──────── EXTRACTED DATA ────────

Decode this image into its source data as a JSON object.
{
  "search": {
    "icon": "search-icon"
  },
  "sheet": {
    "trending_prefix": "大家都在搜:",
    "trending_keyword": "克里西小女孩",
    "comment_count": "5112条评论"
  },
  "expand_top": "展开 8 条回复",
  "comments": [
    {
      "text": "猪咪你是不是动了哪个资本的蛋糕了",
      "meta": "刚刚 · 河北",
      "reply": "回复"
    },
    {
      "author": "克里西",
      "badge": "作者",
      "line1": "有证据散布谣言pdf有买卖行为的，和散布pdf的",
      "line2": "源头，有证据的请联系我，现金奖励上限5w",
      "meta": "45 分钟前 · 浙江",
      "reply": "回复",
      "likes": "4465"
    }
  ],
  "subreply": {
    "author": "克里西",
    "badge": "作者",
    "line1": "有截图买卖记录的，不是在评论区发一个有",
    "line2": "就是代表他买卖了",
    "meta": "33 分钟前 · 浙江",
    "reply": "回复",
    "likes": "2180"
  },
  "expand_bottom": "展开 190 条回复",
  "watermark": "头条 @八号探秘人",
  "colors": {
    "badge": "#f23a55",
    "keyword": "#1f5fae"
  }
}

────────

SHORT TASK = Reproduce the material in full, with no word added or dropped.

IN RESPONSE =
Decode this image into its source data as a JSON object.
{
  "search": {
    "icon": "search-icon"
  },
  "sheet": {
    "trending_prefix": "大家都在搜:",
    "trending_keyword": "克里西小女孩",
    "comment_count": "5112条评论"
  },
  "expand_top": "展开 8 条回复",
  "comments": [
    {
      "text": "猪咪你是不是动了哪个资本的蛋糕了",
      "meta": "刚刚 · 河北",
      "reply": "回复"
    },
    {
      "author": "克里西",
      "badge": "作者",
      "line1": "有证据散布谣言pdf有买卖行为的，和散布pdf的",
      "line2": "源头，有证据的请联系我，现金奖励上限5w",
      "meta": "45 分钟前 · 浙江",
      "reply": "回复",
      "likes": "4465"
    }
  ],
  "subreply": {
    "author": "克里西",
    "badge": "作者",
    "line1": "有截图买卖记录的，不是在评论区发一个有",
    "line2": "就是代表他买卖了",
    "meta": "33 分钟前 · 浙江",
    "reply": "回复",
    "likes": "2180"
  },
  "expand_bottom": "展开 190 条回复",
  "watermark": "头条 @八号探秘人",
  "colors": {
    "badge": "#f23a55",
    "keyword": "#1f5fae"
  }
}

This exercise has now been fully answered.